# [What is required]
Quote each line of the material verbatim, without the pictures.

***** Data provided *****

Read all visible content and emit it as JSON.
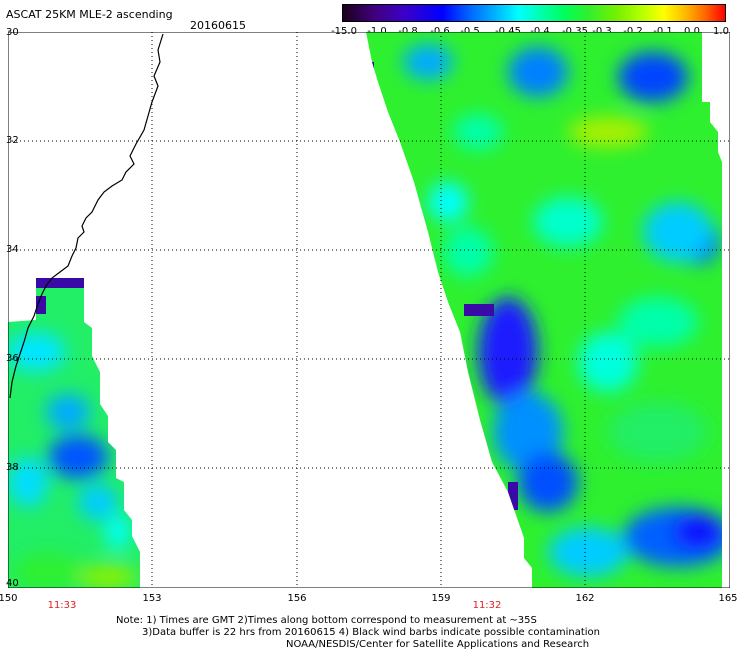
{
  "header": {
    "title": "ASCAT 25KM MLE-2 ascending",
    "date": "20160615"
  },
  "colorbar": {
    "labels": [
      "-15.0",
      "-1.0",
      "-0.8",
      "-0.6",
      "-0.5",
      "-0.45",
      "-0.4",
      "-0.35",
      "-0.3",
      "-0.2",
      "-0.1",
      "0.0",
      "1.0"
    ]
  },
  "axes": {
    "lat_labels": [
      "30",
      "32",
      "34",
      "36",
      "38",
      "40"
    ],
    "lon_labels": [
      "150",
      "153",
      "156",
      "159",
      "162",
      "165"
    ]
  },
  "passes": {
    "left_time": "11:33",
    "right_time": "11:32"
  },
  "footer": {
    "note_line1": "Note: 1) Times are GMT 2)Times along bottom correspond to measurement at ~35S",
    "note_line2": "3)Data buffer is 22 hrs from 20160615 4) Black wind barbs indicate possible contamination",
    "note_line3": "NOAA/NESDIS/Center for Satellite Applications and Research"
  },
  "colors": {
    "background": "#ffffff",
    "grid": "#000000",
    "coast": "#000000",
    "pass_time": "#dd2222"
  }
}
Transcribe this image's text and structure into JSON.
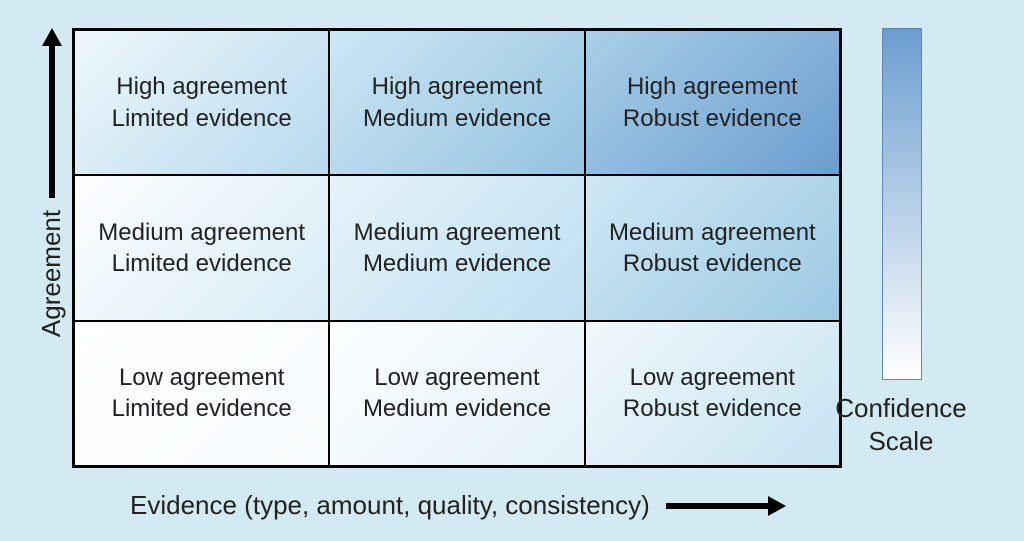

*****

# [Output of the task]
Read all visible content and emit it as JSON.
{
  "header": {
    "title": "ASCAT 25KM MLE-2 ascending",
    "date": "20160615"
  },
  "colorbar": {
    "labels": [
      "-15.0",
      "-1.0",
      "-0.8",
      "-0.6",
      "-0.5",
      "-0.45",
      "-0.4",
      "-0.35",
      "-0.3",
      "-0.2",
      "-0.1",
      "0.0",
      "1.0"
    ]
  },
  "axes": {
    "lat_labels": [
      "30",
      "32",
      "34",
      "36",
      "38",
      "40"
    ],
    "lon_labels": [
      "150",
      "153",
      "156",
      "159",
      "162",
      "165"
    ]
  },
  "passes": {
    "left_time": "11:33",
    "right_time": "11:32"
  },
  "footer": {
    "note_line1": "Note: 1) Times are GMT 2)Times along bottom correspond to measurement at ~35S",
    "note_line2": "3)Data buffer is 22 hrs from 20160615 4) Black wind barbs indicate possible contamination",
    "note_line3": "NOAA/NESDIS/Center for Satellite Applications and Research"
  },
  "colors": {
    "background": "#ffffff",
    "grid": "#000000",
    "coast": "#000000",
    "pass_time": "#dd2222"
  }
}
Transcribe this image's text and structure into JSON.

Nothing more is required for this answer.